>> start

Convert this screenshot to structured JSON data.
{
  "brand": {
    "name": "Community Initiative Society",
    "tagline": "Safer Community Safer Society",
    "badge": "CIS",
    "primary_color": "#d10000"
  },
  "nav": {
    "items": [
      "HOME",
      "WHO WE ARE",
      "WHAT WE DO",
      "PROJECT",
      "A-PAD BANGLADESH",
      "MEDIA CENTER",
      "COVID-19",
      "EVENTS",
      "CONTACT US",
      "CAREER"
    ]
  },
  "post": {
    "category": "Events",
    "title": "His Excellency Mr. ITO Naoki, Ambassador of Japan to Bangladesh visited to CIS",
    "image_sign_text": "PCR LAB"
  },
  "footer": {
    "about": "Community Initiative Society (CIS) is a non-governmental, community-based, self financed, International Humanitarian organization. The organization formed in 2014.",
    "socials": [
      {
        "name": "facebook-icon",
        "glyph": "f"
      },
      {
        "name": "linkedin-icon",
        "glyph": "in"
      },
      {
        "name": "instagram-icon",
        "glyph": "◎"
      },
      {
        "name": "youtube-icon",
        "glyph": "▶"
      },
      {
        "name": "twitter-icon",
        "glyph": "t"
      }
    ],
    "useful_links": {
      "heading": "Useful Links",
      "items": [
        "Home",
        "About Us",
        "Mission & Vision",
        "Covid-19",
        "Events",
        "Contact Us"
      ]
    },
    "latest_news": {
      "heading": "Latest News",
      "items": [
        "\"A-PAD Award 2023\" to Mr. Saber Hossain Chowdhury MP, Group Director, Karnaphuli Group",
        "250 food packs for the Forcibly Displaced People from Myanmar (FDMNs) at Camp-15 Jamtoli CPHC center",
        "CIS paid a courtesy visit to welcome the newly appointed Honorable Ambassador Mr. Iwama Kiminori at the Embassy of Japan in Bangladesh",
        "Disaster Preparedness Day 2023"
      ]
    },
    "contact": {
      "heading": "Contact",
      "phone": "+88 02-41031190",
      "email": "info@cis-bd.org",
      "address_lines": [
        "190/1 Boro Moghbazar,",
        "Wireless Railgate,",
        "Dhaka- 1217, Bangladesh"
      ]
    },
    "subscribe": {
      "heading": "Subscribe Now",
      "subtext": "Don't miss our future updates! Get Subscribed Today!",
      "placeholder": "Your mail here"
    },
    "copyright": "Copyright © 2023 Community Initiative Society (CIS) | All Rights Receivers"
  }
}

>> end

What you should do ▸
Find how many of the lines above have the word "Initiative" in them. State only that number.

Exercise answer ▸
3